What you need to do ▸ Transcribe the records below exactly.
----------
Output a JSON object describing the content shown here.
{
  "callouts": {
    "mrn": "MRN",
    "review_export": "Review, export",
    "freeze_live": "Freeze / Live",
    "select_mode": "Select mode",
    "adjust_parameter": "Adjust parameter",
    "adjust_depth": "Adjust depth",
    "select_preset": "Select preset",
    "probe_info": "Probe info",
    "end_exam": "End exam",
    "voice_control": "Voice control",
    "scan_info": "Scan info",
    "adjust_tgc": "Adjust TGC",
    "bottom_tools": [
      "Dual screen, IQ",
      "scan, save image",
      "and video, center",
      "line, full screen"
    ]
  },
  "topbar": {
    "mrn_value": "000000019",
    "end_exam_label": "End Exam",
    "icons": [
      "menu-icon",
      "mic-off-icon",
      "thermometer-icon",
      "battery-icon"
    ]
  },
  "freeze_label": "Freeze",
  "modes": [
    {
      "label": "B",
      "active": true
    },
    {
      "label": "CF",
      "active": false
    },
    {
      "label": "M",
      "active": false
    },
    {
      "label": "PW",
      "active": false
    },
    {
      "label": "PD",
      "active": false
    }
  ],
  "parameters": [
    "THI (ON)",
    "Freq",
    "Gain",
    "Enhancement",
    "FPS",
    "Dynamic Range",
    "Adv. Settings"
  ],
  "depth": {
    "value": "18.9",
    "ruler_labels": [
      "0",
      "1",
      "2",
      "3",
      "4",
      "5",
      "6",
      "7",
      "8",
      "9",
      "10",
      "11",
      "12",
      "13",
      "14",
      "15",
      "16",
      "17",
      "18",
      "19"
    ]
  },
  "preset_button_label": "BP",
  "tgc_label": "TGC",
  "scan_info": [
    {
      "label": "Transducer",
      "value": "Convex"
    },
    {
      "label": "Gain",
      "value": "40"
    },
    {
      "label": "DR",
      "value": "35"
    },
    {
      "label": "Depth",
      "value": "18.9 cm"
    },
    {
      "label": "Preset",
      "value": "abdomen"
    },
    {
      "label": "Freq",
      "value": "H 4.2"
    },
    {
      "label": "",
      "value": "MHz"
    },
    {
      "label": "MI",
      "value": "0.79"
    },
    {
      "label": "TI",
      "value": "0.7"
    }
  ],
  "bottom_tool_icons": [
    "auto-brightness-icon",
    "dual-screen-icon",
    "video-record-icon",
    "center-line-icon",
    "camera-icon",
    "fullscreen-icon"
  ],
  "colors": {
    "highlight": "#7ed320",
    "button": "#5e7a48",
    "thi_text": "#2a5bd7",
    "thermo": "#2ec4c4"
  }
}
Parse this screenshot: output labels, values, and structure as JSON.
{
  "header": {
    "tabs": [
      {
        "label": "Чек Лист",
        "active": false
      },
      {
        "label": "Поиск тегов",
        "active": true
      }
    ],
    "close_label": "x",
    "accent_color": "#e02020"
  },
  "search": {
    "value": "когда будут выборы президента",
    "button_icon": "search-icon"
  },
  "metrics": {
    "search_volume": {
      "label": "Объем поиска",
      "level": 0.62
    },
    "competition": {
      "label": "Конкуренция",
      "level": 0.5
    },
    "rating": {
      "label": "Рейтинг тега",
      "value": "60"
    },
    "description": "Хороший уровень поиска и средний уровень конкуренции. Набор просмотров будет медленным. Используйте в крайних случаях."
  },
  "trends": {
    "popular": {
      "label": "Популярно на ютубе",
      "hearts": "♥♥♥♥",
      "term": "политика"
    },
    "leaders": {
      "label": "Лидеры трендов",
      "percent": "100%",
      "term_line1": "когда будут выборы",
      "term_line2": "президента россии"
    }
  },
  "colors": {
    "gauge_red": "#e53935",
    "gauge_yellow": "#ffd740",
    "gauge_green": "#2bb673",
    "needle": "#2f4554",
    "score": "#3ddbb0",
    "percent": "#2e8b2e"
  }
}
----------
Final result ▸
Output a JSON object describing the content shown here.
{
  "callouts": {
    "mrn": "MRN",
    "review_export": "Review, export",
    "freeze_live": "Freeze / Live",
    "select_mode": "Select mode",
    "adjust_parameter": "Adjust parameter",
    "adjust_depth": "Adjust depth",
    "select_preset": "Select preset",
    "probe_info": "Probe info",
    "end_exam": "End exam",
    "voice_control": "Voice control",
    "scan_info": "Scan info",
    "adjust_tgc": "Adjust TGC",
    "bottom_tools": [
      "Dual screen, IQ",
      "scan, save image",
      "and video, center",
      "line, full screen"
    ]
  },
  "topbar": {
    "mrn_value": "000000019",
    "end_exam_label": "End Exam",
    "icons": [
      "menu-icon",
      "mic-off-icon",
      "thermometer-icon",
      "battery-icon"
    ]
  },
  "freeze_label": "Freeze",
  "modes": [
    {
      "label": "B",
      "active": true
    },
    {
      "label": "CF",
      "active": false
    },
    {
      "label": "M",
      "active": false
    },
    {
      "label": "PW",
      "active": false
    },
    {
      "label": "PD",
      "active": false
    }
  ],
  "parameters": [
    "THI (ON)",
    "Freq",
    "Gain",
    "Enhancement",
    "FPS",
    "Dynamic Range",
    "Adv. Settings"
  ],
  "depth": {
    "value": "18.9",
    "ruler_labels": [
      "0",
      "1",
      "2",
      "3",
      "4",
      "5",
      "6",
      "7",
      "8",
      "9",
      "10",
      "11",
      "12",
      "13",
      "14",
      "15",
      "16",
      "17",
      "18",
      "19"
    ]
  },
  "preset_button_label": "BP",
  "tgc_label": "TGC",
  "scan_info": [
    {
      "label": "Transducer",
      "value": "Convex"
    },
    {
      "label": "Gain",
      "value": "40"
    },
    {
      "label": "DR",
      "value": "35"
    },
    {
      "label": "Depth",
      "value": "18.9 cm"
    },
    {
      "label": "Preset",
      "value": "abdomen"
    },
    {
      "label": "Freq",
      "value": "H 4.2"
    },
    {
      "label": "",
      "value": "MHz"
    },
    {
      "label": "MI",
      "value": "0.79"
    },
    {
      "label": "TI",
      "value": "0.7"
    }
  ],
  "bottom_tool_icons": [
    "auto-brightness-icon",
    "dual-screen-icon",
    "video-record-icon",
    "center-line-icon",
    "camera-icon",
    "fullscreen-icon"
  ],
  "colors": {
    "highlight": "#7ed320",
    "button": "#5e7a48",
    "thi_text": "#2a5bd7",
    "thermo": "#2ec4c4"
  }
}
Parse this screenshot: output labels, values, and structure as JSON.
{
  "header": {
    "tabs": [
      {
        "label": "Чек Лист",
        "active": false
      },
      {
        "label": "Поиск тегов",
        "active": true
      }
    ],
    "close_label": "x",
    "accent_color": "#e02020"
  },
  "search": {
    "value": "когда будут выборы президента",
    "button_icon": "search-icon"
  },
  "metrics": {
    "search_volume": {
      "label": "Объем поиска",
      "level": 0.62
    },
    "competition": {
      "label": "Конкуренция",
      "level": 0.5
    },
    "rating": {
      "label": "Рейтинг тега",
      "value": "60"
    },
    "description": "Хороший уровень поиска и средний уровень конкуренции. Набор просмотров будет медленным. Используйте в крайних случаях."
  },
  "trends": {
    "popular": {
      "label": "Популярно на ютубе",
      "hearts": "♥♥♥♥",
      "term": "политика"
    },
    "leaders": {
      "label": "Лидеры трендов",
      "percent": "100%",
      "term_line1": "когда будут выборы",
      "term_line2": "президента россии"
    }
  },
  "colors": {
    "gauge_red": "#e53935",
    "gauge_yellow": "#ffd740",
    "gauge_green": "#2bb673",
    "needle": "#2f4554",
    "score": "#3ddbb0",
    "percent": "#2e8b2e"
  }
}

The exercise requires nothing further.